Records from a data collection:
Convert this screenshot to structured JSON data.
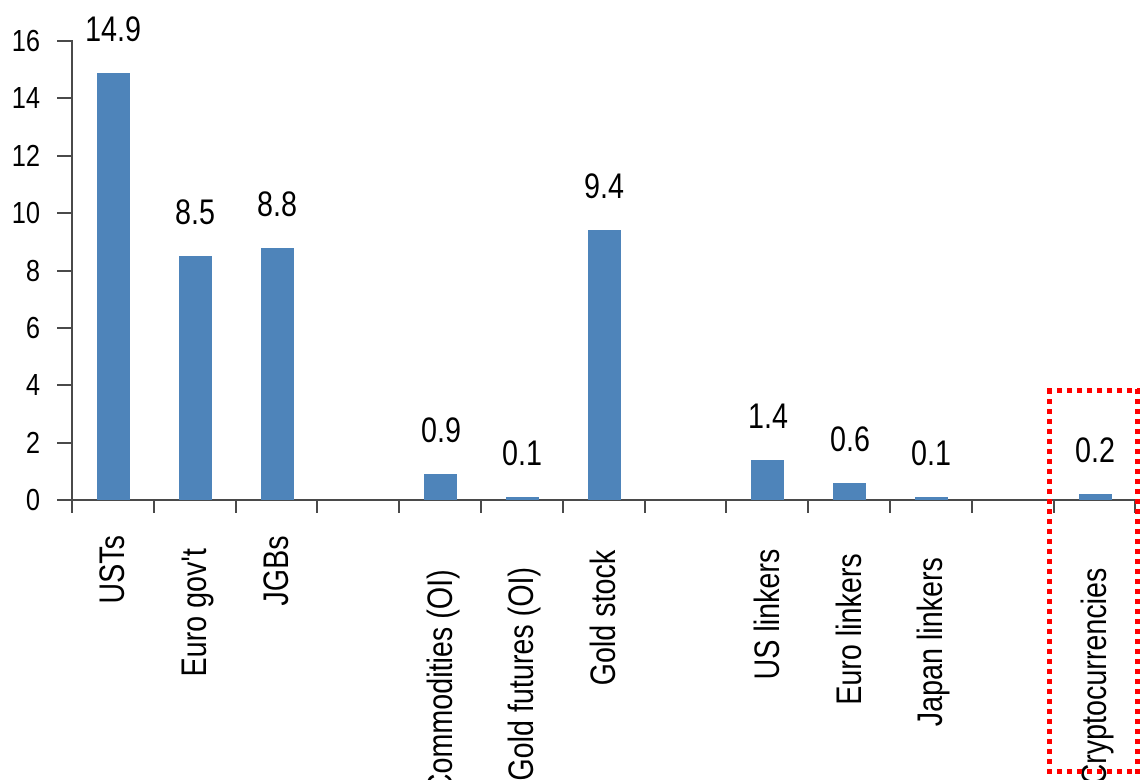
{
  "chart_data": {
    "type": "bar",
    "categories": [
      "USTs",
      "Euro gov't",
      "JGBs",
      "Commodities (OI)",
      "Gold futures (OI)",
      "Gold stock",
      "US linkers",
      "Euro linkers",
      "Japan linkers",
      "Cryptocurrencies"
    ],
    "values": [
      14.9,
      8.5,
      8.8,
      0.9,
      0.1,
      9.4,
      1.4,
      0.6,
      0.1,
      0.2
    ],
    "data_labels": [
      "14.9",
      "8.5",
      "8.8",
      "0.9",
      "0.1",
      "9.4",
      "1.4",
      "0.6",
      "0.1",
      "0.2"
    ],
    "slot_indices": [
      0,
      1,
      2,
      4,
      5,
      6,
      8,
      9,
      10,
      12
    ],
    "total_slots": 13,
    "yticks": [
      0,
      2,
      4,
      6,
      8,
      10,
      12,
      14,
      16
    ],
    "ytick_labels": [
      "0",
      "2",
      "4",
      "6",
      "8",
      "10",
      "12",
      "14",
      "16"
    ],
    "ylim": [
      0,
      16
    ],
    "grid": false,
    "legend": false,
    "bar_color": "#4E84BA",
    "axis_color": "#4A4A4A",
    "text_color": "#000000",
    "highlight": {
      "category": "Cryptocurrencies",
      "box_color": "#FF0000",
      "box_style": "dotted-square"
    }
  }
}
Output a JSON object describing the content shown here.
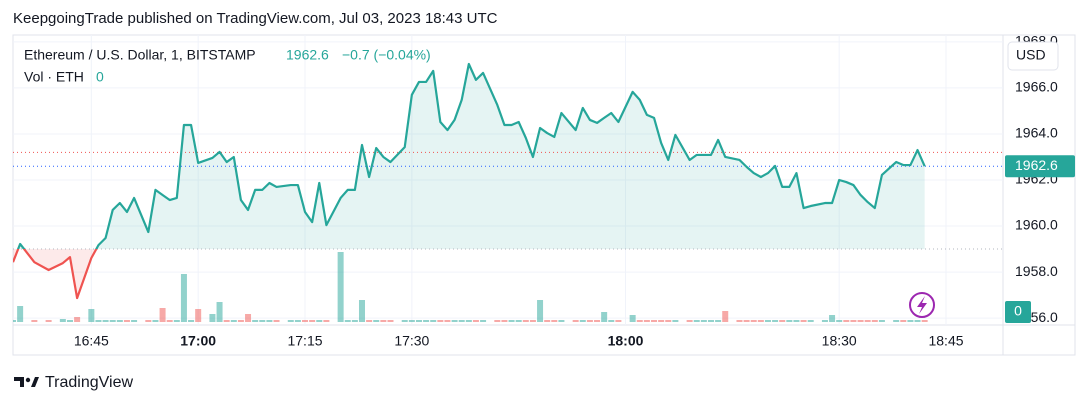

Exercise:
The data should be printed again unchanged; leave its pictures out.

Exercise result:
Convert this screenshot to structured JSON data.
{
  "chart_data": {
    "type": "bar",
    "categories": [
      "USTs",
      "Euro gov't",
      "JGBs",
      "Commodities (OI)",
      "Gold futures (OI)",
      "Gold stock",
      "US linkers",
      "Euro linkers",
      "Japan linkers",
      "Cryptocurrencies"
    ],
    "values": [
      14.9,
      8.5,
      8.8,
      0.9,
      0.1,
      9.4,
      1.4,
      0.6,
      0.1,
      0.2
    ],
    "data_labels": [
      "14.9",
      "8.5",
      "8.8",
      "0.9",
      "0.1",
      "9.4",
      "1.4",
      "0.6",
      "0.1",
      "0.2"
    ],
    "slot_indices": [
      0,
      1,
      2,
      4,
      5,
      6,
      8,
      9,
      10,
      12
    ],
    "total_slots": 13,
    "yticks": [
      0,
      2,
      4,
      6,
      8,
      10,
      12,
      14,
      16
    ],
    "ytick_labels": [
      "0",
      "2",
      "4",
      "6",
      "8",
      "10",
      "12",
      "14",
      "16"
    ],
    "ylim": [
      0,
      16
    ],
    "grid": false,
    "legend": false,
    "bar_color": "#4E84BA",
    "axis_color": "#4A4A4A",
    "text_color": "#000000",
    "highlight": {
      "category": "Cryptocurrencies",
      "box_color": "#FF0000",
      "box_style": "dotted-square"
    }
  }
}
Output a JSON object describing the content shown here.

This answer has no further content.